● **Required task**: Update the material below by replacing each occurrence of "door-arc-icon" with "door-swing-icon" and leaving everything else unchanged. Omit the pictures from your response.

Start of Supplied data

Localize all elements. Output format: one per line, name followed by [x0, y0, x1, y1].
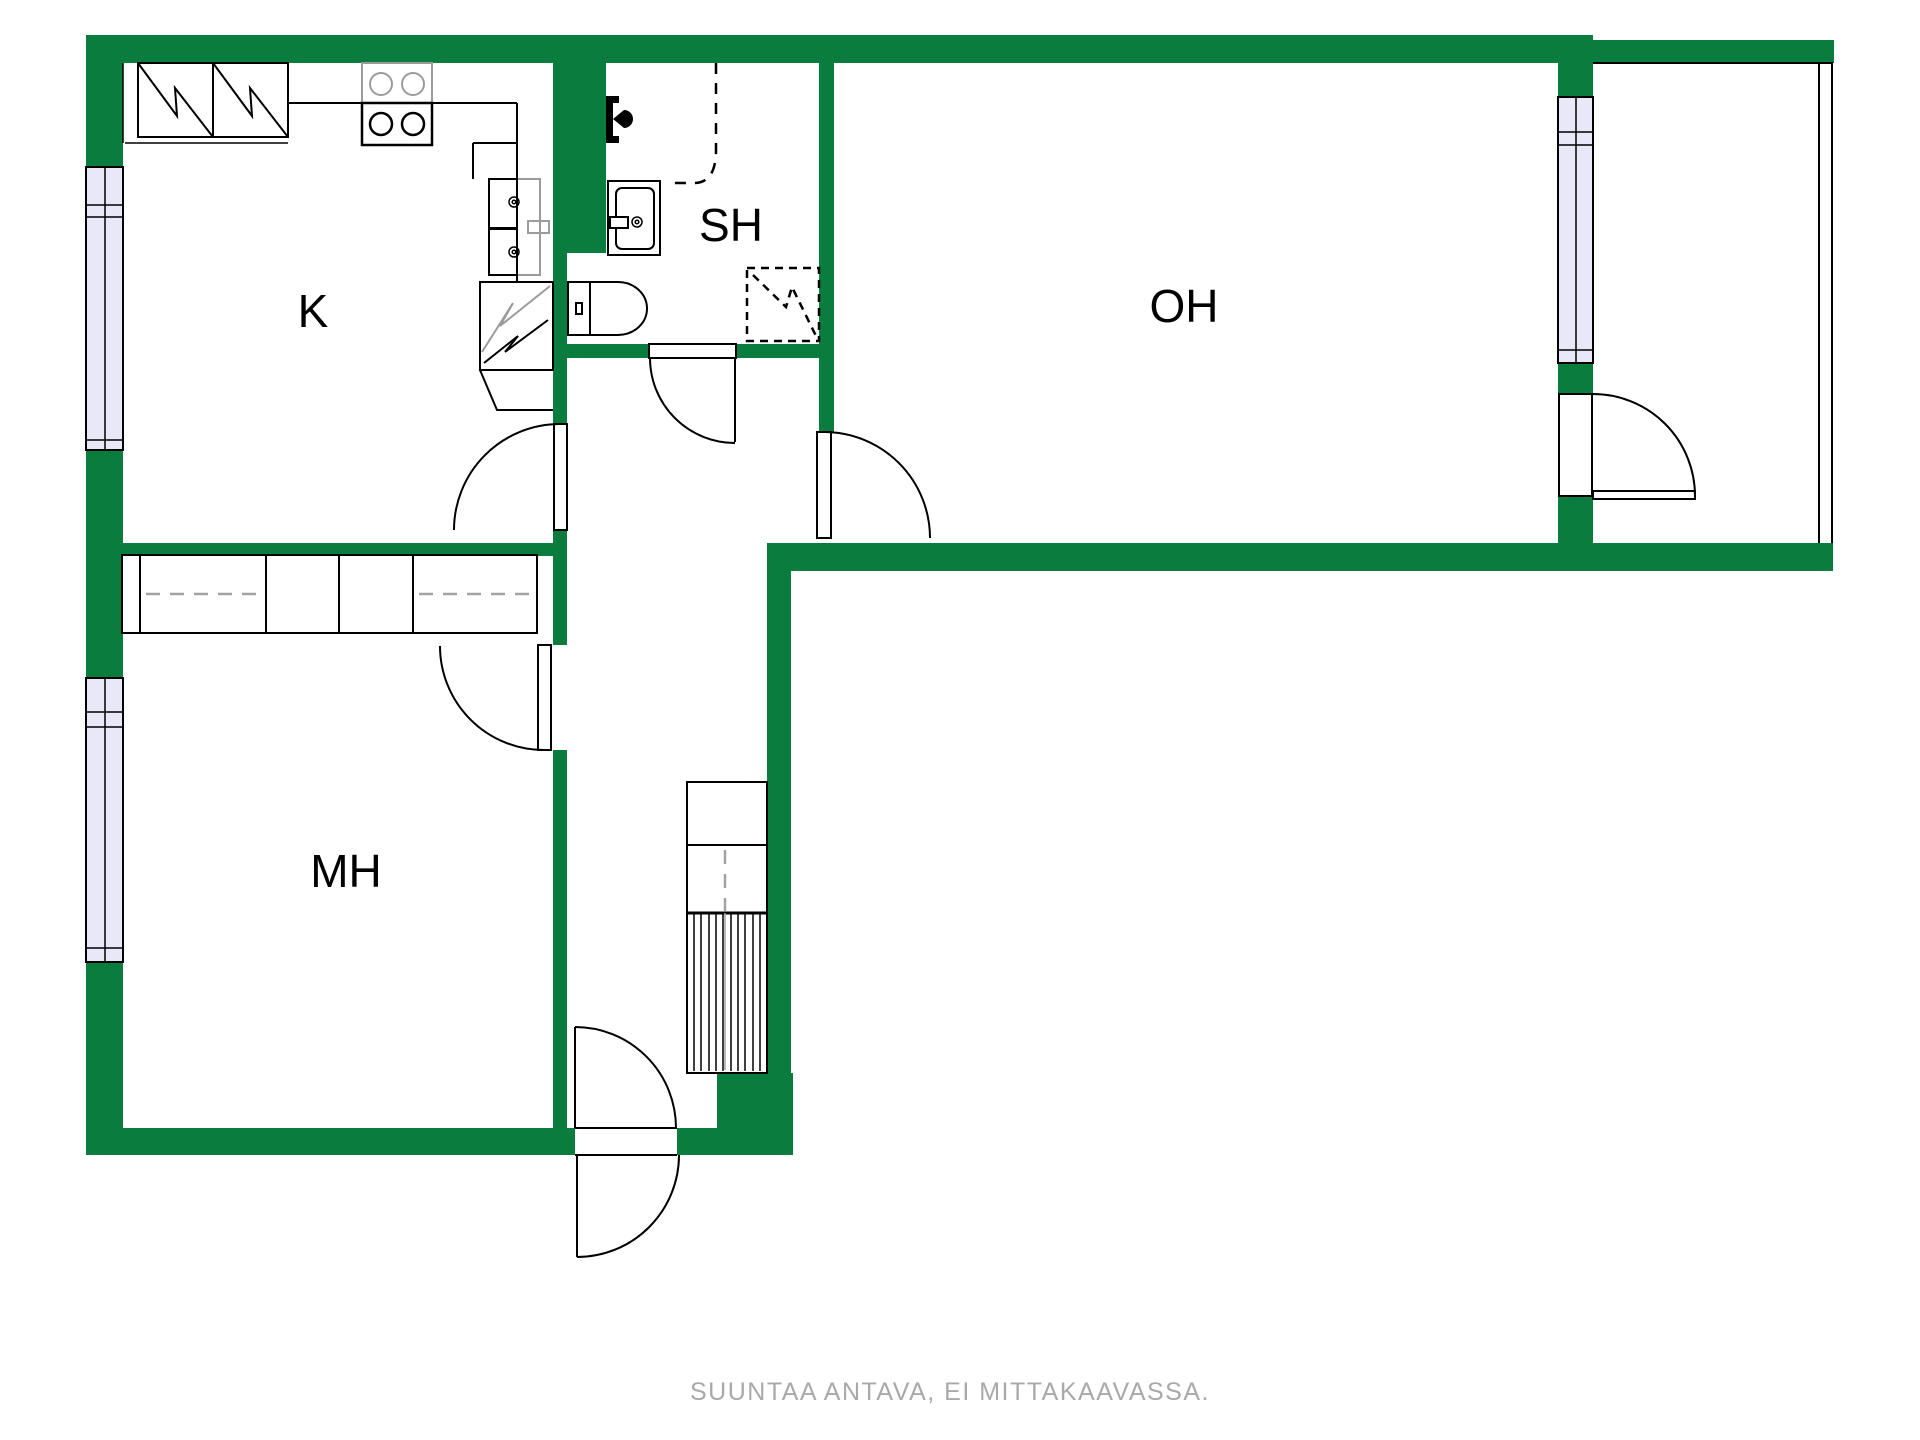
wall-shower-living [819, 63, 834, 432]
door-arc-icon [454, 424, 560, 530]
door-arc-icon [577, 1155, 679, 1257]
wall-spine-upper [553, 253, 567, 424]
door-frame [1559, 394, 1592, 496]
door-bedroom [440, 645, 551, 750]
washing-machine-reservation-icon [747, 268, 819, 341]
wall-bottom-right [677, 1128, 793, 1155]
door-threshold [575, 1128, 677, 1155]
scale-disclaimer: SUUNTAA ANTAVA, EI MITTAKAAVASSA. [690, 1378, 1210, 1406]
kitchen-sink-icon [489, 179, 549, 275]
door-leaf [554, 424, 567, 530]
shower-curtain-line [666, 63, 716, 183]
door-kitchen [454, 424, 567, 530]
window-living [1558, 97, 1593, 363]
balcony-railing-icon [1593, 63, 1833, 543]
shower-icon [606, 96, 633, 143]
door-arc-icon [650, 358, 735, 443]
room-label-bedroom: MH [310, 845, 382, 897]
washbasin-icon [608, 181, 660, 255]
room-label-shower: SH [699, 199, 763, 251]
window-bedroom [86, 678, 123, 962]
door-arc-icon [575, 1027, 676, 1128]
room-label-living: OH [1150, 280, 1219, 332]
wall-kitchen-shower [553, 63, 606, 253]
fridge-freezer-icon [138, 63, 288, 137]
stove-icon [362, 63, 432, 145]
floor-plan: K SH OH MH SUUNTAA ANTAVA, EI MITTAKAAVA… [0, 0, 1920, 1440]
wall-living-bottom [767, 543, 1833, 571]
door-arc-icon [1593, 394, 1695, 496]
faucet-icon [528, 221, 549, 233]
door-leaf [817, 432, 831, 538]
wall-living-right-bottom [1558, 496, 1593, 543]
wall-top [86, 35, 1593, 63]
wall-living-right-top [1558, 63, 1593, 97]
wardrobe-icon [122, 555, 537, 633]
door-shower [649, 344, 736, 443]
door-arc-icon [440, 646, 544, 750]
wall-shower-bottom-right [736, 344, 819, 358]
wall-living-right-stub [1558, 363, 1593, 394]
floor-plan-page: K SH OH MH SUUNTAA ANTAVA, EI MITTAKAAVA… [0, 0, 1920, 1440]
door-living [817, 432, 930, 538]
window-kitchen [86, 167, 123, 450]
wall-shower-bottom-left [567, 344, 649, 358]
stairs-icon [687, 782, 767, 1073]
wall-bottom-left [86, 1128, 575, 1155]
wall-spine-lower [553, 750, 567, 1128]
toilet-icon [568, 282, 647, 335]
door-balcony [1559, 394, 1695, 499]
door-arc-icon [824, 432, 930, 538]
door-leaf [1593, 491, 1695, 499]
wall-balcony-top [1593, 40, 1834, 63]
corner-cabinet-icon [480, 282, 553, 410]
kitchen-fixtures [123, 63, 553, 410]
door-frame [649, 344, 736, 358]
wall-under-stairs [717, 1073, 793, 1128]
room-label-kitchen: K [298, 285, 329, 337]
wall-hall-right [767, 571, 791, 1073]
door-entrance [575, 1027, 679, 1257]
door-leaf [538, 645, 551, 750]
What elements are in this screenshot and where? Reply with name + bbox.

End of Supplied data

● **Complete output**:
Localize all elements. Output format: one per line, name followed by [x0, y0, x1, y1].
wall-shower-living [819, 63, 834, 432]
door-swing-icon [454, 424, 560, 530]
door-swing-icon [577, 1155, 679, 1257]
wall-spine-upper [553, 253, 567, 424]
door-frame [1559, 394, 1592, 496]
door-bedroom [440, 645, 551, 750]
washing-machine-reservation-icon [747, 268, 819, 341]
wall-bottom-right [677, 1128, 793, 1155]
door-threshold [575, 1128, 677, 1155]
scale-disclaimer: SUUNTAA ANTAVA, EI MITTAKAAVASSA. [690, 1378, 1210, 1406]
kitchen-sink-icon [489, 179, 549, 275]
door-leaf [554, 424, 567, 530]
shower-curtain-line [666, 63, 716, 183]
door-kitchen [454, 424, 567, 530]
window-living [1558, 97, 1593, 363]
balcony-railing-icon [1593, 63, 1833, 543]
shower-icon [606, 96, 633, 143]
door-swing-icon [650, 358, 735, 443]
room-label-bedroom: MH [310, 845, 382, 897]
washbasin-icon [608, 181, 660, 255]
room-label-shower: SH [699, 199, 763, 251]
window-bedroom [86, 678, 123, 962]
door-swing-icon [575, 1027, 676, 1128]
room-label-living: OH [1150, 280, 1219, 332]
wall-kitchen-shower [553, 63, 606, 253]
fridge-freezer-icon [138, 63, 288, 137]
stove-icon [362, 63, 432, 145]
floor-plan: K SH OH MH SUUNTAA ANTAVA, EI MITTAKAAVA… [0, 0, 1920, 1440]
wall-living-bottom [767, 543, 1833, 571]
door-swing-icon [1593, 394, 1695, 496]
faucet-icon [528, 221, 549, 233]
door-leaf [817, 432, 831, 538]
wall-living-right-bottom [1558, 496, 1593, 543]
wall-top [86, 35, 1593, 63]
wall-living-right-top [1558, 63, 1593, 97]
wardrobe-icon [122, 555, 537, 633]
door-shower [649, 344, 736, 443]
door-swing-icon [440, 646, 544, 750]
wall-shower-bottom-right [736, 344, 819, 358]
wall-living-right-stub [1558, 363, 1593, 394]
floor-plan-page: K SH OH MH SUUNTAA ANTAVA, EI MITTAKAAVA… [0, 0, 1920, 1440]
door-living [817, 432, 930, 538]
window-kitchen [86, 167, 123, 450]
wall-shower-bottom-left [567, 344, 649, 358]
stairs-icon [687, 782, 767, 1073]
wall-bottom-left [86, 1128, 575, 1155]
wall-spine-lower [553, 750, 567, 1128]
toilet-icon [568, 282, 647, 335]
door-balcony [1559, 394, 1695, 499]
door-swing-icon [824, 432, 930, 538]
door-leaf [1593, 491, 1695, 499]
wall-balcony-top [1593, 40, 1834, 63]
corner-cabinet-icon [480, 282, 553, 410]
kitchen-fixtures [123, 63, 553, 410]
door-frame [649, 344, 736, 358]
wall-under-stairs [717, 1073, 793, 1128]
room-label-kitchen: K [298, 285, 329, 337]
wall-hall-right [767, 571, 791, 1073]
door-entrance [575, 1027, 679, 1257]
door-leaf [538, 645, 551, 750]
What elements are in this screenshot and where? Reply with name + bbox.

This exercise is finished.